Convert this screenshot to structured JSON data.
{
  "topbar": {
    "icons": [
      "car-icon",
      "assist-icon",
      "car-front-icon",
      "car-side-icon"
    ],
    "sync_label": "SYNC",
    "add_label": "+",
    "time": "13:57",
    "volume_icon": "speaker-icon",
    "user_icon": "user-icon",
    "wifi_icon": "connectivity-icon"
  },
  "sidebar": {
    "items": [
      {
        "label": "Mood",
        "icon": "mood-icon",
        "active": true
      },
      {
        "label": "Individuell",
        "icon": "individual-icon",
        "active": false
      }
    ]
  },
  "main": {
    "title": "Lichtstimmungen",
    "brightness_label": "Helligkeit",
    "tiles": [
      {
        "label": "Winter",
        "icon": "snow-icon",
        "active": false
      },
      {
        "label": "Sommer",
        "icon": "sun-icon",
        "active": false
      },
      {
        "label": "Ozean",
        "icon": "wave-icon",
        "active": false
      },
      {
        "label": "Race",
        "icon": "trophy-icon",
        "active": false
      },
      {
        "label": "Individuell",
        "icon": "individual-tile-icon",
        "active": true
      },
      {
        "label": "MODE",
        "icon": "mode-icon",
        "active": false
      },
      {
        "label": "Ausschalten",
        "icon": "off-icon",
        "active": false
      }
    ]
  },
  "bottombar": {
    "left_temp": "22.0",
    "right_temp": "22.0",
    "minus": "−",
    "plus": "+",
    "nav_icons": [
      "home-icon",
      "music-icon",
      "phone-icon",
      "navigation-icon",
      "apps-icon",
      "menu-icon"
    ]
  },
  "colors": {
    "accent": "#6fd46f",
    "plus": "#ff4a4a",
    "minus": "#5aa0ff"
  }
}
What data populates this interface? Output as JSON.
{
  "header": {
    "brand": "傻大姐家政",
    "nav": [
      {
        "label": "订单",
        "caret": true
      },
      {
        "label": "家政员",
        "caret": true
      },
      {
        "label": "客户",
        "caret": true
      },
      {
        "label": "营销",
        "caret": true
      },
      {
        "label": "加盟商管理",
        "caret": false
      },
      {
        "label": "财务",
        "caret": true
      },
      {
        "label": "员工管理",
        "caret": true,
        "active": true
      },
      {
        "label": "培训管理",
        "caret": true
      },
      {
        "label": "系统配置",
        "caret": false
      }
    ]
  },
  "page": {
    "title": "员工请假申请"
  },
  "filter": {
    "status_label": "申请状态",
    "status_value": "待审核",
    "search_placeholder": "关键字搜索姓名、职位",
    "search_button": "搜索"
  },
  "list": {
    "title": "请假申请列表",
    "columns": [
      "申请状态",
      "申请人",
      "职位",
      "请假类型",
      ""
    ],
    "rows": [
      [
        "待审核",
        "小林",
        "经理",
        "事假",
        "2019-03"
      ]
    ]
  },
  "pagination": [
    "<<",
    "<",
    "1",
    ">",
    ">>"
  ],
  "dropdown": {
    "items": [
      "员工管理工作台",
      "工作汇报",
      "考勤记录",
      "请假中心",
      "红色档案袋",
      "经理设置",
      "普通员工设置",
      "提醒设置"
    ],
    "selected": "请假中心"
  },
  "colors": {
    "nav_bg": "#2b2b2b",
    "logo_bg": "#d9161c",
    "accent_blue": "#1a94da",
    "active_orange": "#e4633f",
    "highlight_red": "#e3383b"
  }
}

☆ ☆ ☆ ☆ ☆

What the exercise asks:
Reproduce each line holding the word "data".

Task result:
Convert this screenshot to structured JSON data.
What data populates this interface? Output as JSON.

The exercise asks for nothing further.